SOURCE MATERIAL ::
>> begin

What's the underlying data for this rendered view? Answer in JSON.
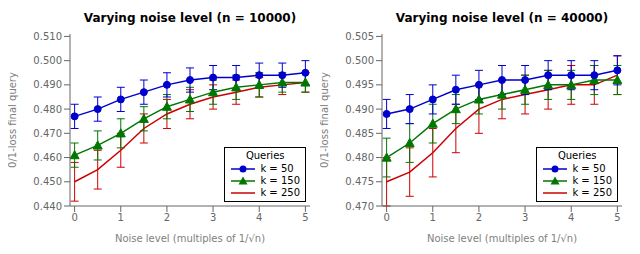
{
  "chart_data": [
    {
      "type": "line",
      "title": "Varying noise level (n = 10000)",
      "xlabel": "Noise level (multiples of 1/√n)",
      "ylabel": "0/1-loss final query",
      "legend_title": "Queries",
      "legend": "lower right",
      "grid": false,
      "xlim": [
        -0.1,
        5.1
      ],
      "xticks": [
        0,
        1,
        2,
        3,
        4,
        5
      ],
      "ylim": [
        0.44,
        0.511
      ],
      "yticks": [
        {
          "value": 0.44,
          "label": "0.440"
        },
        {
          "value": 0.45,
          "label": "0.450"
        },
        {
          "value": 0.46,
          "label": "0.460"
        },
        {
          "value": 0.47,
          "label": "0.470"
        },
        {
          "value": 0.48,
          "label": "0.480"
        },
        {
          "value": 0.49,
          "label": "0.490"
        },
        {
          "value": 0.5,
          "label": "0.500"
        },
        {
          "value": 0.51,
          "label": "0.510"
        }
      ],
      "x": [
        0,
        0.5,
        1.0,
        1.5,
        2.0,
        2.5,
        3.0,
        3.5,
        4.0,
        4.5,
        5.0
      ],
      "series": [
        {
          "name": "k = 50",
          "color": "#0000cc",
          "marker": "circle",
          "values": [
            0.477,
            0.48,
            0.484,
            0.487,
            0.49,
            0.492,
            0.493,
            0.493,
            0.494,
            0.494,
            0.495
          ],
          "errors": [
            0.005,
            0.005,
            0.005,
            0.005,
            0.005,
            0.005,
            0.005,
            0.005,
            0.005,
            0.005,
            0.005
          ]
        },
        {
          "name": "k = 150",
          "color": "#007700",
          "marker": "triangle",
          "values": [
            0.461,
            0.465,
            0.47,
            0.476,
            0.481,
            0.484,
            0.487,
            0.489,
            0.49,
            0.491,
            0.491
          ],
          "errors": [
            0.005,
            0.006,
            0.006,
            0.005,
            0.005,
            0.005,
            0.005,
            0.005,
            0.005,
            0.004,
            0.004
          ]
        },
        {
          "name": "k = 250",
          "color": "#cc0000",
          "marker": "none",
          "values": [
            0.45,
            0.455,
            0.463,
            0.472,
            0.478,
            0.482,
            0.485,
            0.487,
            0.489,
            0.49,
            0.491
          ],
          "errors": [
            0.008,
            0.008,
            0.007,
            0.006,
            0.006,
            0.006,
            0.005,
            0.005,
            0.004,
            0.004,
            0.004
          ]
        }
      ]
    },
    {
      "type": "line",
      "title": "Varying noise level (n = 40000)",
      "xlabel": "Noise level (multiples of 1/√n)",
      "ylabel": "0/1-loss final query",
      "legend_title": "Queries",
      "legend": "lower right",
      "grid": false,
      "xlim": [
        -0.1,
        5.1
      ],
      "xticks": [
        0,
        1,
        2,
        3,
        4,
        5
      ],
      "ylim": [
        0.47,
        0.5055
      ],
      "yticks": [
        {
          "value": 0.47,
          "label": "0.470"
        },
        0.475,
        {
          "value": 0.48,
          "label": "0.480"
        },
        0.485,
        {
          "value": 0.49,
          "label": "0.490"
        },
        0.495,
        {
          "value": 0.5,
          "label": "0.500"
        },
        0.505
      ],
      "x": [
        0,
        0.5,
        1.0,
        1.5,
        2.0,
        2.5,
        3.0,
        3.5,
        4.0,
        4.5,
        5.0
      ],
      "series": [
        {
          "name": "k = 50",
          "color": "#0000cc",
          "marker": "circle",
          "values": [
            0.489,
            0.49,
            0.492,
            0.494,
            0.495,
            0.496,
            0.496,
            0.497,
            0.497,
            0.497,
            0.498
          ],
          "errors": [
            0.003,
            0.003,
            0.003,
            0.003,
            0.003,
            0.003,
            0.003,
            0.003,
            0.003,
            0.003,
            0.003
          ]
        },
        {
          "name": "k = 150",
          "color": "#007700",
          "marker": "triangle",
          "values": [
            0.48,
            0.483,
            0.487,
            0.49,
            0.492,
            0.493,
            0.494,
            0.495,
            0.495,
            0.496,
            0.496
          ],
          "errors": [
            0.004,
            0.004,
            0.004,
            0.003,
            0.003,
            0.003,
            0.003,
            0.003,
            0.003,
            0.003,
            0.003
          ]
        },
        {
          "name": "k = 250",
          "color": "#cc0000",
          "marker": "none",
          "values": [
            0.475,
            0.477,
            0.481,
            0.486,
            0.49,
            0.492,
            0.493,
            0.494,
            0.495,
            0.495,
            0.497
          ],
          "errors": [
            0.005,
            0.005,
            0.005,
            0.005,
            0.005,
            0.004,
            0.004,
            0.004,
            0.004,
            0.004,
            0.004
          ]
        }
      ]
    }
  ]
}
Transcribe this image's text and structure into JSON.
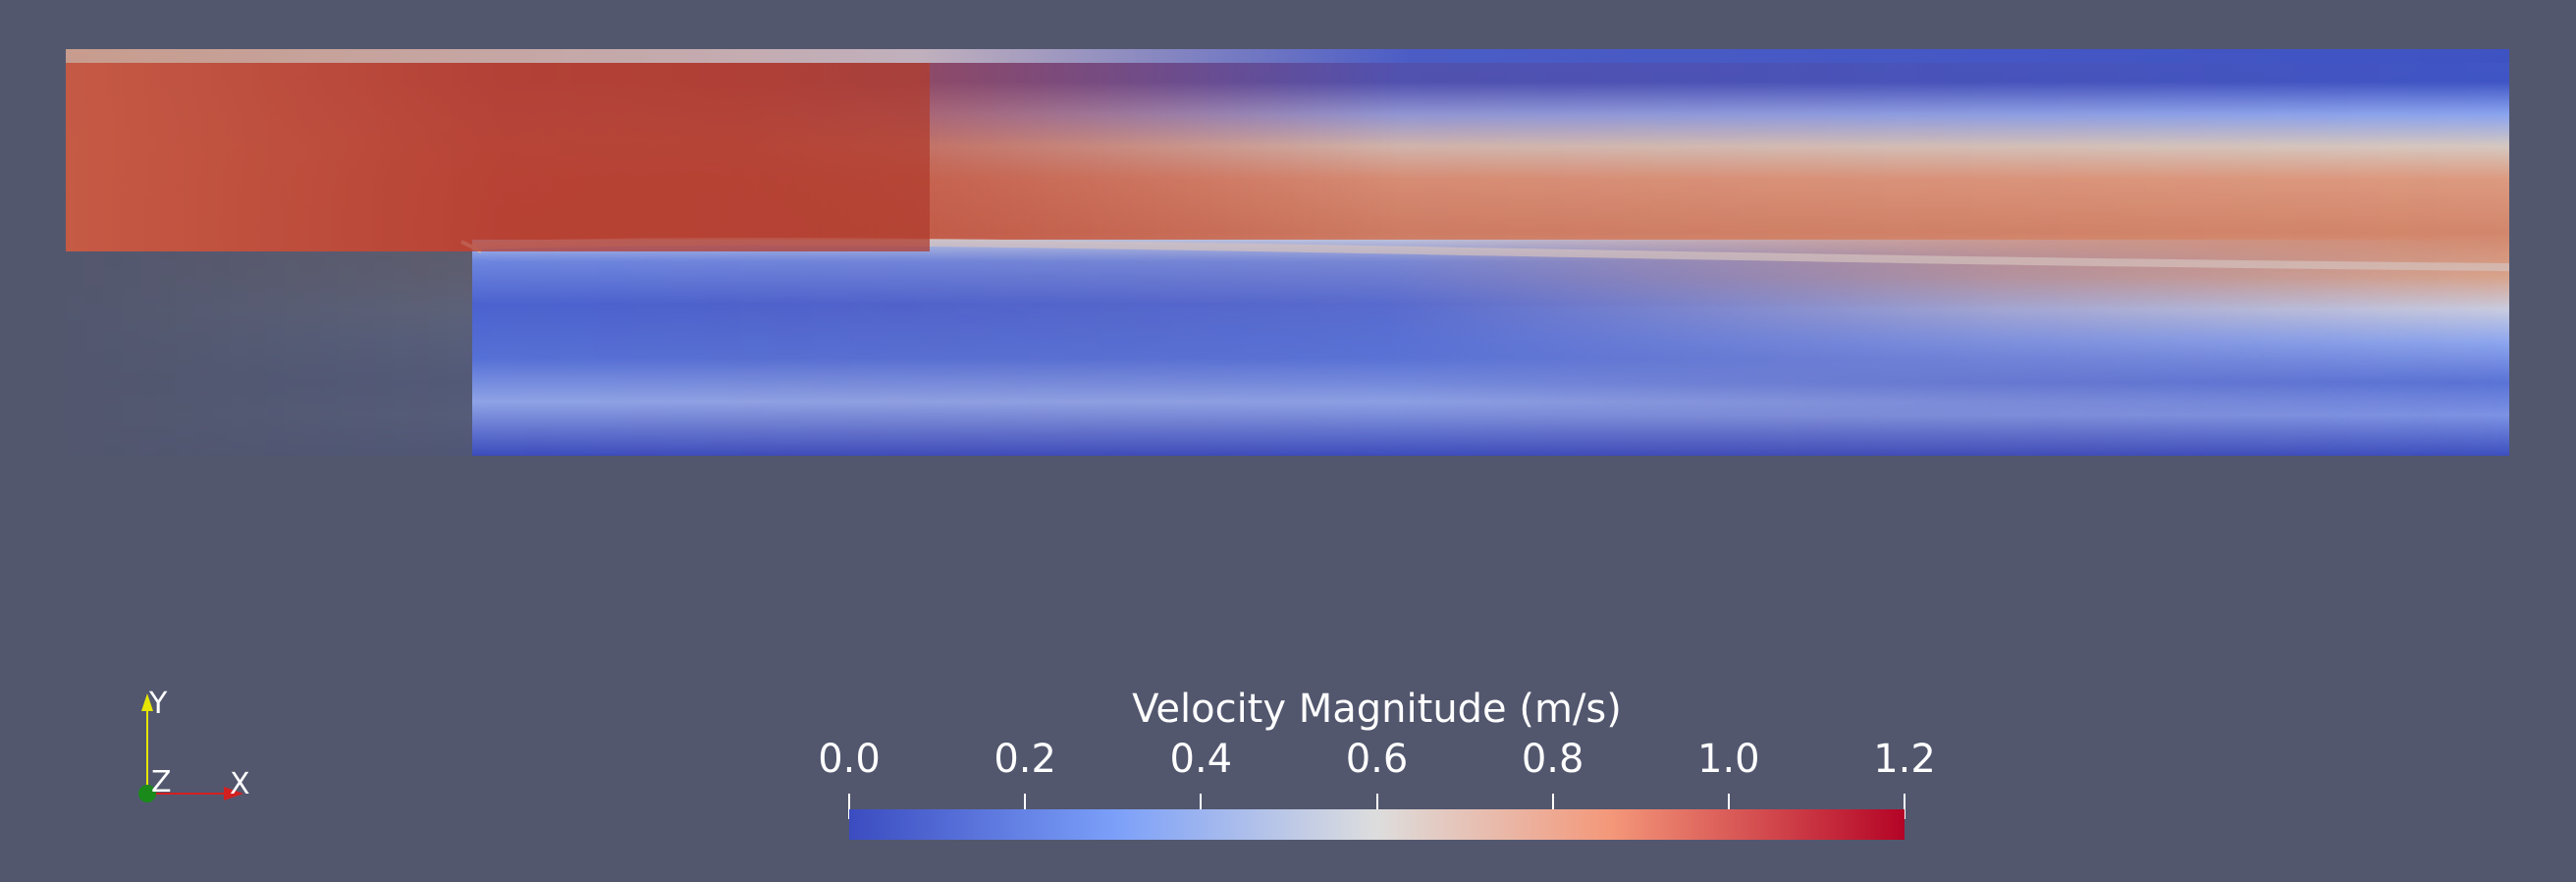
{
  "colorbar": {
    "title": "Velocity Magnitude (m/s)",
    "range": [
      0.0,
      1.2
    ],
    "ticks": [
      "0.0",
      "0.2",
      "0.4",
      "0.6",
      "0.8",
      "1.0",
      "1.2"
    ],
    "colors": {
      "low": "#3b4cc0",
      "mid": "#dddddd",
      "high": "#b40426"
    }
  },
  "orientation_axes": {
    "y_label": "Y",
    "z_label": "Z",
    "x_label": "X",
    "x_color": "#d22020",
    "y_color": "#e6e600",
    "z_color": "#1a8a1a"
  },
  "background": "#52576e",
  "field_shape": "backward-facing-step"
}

>> end
>> begin

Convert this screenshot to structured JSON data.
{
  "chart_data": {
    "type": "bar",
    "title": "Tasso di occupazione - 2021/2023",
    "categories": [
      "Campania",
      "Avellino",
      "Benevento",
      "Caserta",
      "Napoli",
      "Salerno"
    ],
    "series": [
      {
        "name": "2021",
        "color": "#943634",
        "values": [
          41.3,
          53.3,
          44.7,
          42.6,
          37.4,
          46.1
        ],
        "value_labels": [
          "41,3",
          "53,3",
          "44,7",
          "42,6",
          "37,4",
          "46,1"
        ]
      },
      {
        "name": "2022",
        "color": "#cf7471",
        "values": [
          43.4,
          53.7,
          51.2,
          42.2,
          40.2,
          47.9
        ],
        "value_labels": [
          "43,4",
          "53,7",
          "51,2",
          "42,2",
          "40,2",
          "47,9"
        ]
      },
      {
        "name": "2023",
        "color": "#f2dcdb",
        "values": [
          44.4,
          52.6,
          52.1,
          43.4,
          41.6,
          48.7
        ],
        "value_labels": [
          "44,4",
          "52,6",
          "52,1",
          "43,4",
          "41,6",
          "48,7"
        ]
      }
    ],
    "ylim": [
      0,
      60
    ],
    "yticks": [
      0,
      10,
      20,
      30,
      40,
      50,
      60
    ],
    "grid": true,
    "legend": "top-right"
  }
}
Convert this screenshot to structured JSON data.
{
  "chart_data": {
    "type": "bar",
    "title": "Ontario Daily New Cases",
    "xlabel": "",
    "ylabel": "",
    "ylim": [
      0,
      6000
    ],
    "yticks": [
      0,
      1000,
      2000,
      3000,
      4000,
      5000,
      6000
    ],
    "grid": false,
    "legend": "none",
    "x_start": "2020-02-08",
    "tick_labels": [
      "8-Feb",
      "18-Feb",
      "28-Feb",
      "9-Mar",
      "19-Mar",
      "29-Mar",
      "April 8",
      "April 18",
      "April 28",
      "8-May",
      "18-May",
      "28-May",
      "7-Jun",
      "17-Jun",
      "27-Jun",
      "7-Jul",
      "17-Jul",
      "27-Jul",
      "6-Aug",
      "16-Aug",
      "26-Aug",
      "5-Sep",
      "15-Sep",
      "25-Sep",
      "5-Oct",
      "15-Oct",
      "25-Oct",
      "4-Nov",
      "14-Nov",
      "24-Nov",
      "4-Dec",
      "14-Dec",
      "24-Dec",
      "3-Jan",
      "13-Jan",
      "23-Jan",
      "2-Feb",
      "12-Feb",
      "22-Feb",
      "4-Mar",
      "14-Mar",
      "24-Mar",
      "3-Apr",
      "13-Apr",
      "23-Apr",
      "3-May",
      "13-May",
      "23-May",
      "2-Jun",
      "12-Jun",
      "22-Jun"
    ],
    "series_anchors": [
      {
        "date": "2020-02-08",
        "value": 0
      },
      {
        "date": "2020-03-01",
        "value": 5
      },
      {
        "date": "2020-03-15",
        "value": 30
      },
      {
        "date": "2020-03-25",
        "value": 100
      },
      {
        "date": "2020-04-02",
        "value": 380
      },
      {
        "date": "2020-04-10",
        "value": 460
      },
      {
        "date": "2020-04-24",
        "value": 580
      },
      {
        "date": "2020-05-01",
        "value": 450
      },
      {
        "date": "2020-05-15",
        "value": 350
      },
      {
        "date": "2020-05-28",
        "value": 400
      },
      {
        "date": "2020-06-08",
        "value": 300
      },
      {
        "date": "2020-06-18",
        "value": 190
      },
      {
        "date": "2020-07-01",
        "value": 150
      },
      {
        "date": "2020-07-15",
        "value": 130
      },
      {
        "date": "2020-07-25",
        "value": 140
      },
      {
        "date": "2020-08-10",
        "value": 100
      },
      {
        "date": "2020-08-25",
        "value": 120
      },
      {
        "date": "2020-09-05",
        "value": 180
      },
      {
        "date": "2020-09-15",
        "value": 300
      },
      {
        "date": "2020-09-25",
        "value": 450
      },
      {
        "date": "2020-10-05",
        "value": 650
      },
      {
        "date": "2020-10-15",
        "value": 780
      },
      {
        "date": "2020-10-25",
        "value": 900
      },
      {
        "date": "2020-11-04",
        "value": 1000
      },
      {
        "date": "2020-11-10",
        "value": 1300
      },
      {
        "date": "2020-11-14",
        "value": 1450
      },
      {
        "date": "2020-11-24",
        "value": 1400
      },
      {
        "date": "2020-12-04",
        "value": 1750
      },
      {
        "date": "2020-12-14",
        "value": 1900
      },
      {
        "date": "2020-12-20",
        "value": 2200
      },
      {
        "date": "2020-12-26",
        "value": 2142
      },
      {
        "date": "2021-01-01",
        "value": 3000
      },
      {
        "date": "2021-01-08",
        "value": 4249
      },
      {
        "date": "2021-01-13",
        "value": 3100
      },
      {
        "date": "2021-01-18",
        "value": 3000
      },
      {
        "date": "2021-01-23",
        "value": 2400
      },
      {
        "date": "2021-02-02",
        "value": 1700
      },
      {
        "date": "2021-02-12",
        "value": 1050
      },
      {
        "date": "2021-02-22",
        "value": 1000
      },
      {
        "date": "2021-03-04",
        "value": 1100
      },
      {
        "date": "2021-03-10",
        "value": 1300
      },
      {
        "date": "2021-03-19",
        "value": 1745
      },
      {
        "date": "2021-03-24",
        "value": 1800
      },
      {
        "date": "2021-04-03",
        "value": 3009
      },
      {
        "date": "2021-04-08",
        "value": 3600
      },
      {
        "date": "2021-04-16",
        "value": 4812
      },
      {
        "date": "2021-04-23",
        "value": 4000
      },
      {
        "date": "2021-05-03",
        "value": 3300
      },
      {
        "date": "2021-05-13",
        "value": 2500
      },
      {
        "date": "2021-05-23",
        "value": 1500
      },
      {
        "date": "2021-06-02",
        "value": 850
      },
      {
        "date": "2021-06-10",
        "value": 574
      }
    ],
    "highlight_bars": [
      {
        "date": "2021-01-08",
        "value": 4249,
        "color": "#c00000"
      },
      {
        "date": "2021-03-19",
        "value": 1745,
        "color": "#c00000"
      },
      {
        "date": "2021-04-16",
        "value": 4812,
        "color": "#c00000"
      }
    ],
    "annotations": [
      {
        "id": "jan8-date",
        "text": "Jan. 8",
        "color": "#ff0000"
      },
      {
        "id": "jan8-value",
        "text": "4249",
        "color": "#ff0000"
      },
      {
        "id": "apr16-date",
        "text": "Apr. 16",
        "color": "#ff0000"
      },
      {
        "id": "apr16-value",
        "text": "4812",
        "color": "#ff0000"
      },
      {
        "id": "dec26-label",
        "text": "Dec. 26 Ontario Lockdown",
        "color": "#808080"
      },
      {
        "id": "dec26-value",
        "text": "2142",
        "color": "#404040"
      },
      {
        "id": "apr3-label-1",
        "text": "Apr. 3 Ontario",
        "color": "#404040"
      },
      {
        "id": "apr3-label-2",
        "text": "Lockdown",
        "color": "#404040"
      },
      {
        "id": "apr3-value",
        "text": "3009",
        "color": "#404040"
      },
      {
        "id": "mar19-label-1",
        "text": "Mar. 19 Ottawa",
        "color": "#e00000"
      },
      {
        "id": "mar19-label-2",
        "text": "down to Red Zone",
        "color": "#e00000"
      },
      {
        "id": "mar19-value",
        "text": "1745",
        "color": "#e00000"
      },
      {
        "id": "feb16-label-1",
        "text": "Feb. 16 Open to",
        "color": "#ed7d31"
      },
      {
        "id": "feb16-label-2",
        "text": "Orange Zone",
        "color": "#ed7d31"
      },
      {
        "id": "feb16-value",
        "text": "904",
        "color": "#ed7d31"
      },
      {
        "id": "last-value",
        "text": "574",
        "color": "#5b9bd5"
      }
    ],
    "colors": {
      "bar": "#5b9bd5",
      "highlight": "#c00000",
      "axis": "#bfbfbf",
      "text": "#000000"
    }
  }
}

>> end

WHAT NEEDS TO BE DONE :: Search the lines for "Zone". Copy each line that has it.

EXERCISE RESULT ::
        "text": "down to Red Zone",
        "text": "Orange Zone",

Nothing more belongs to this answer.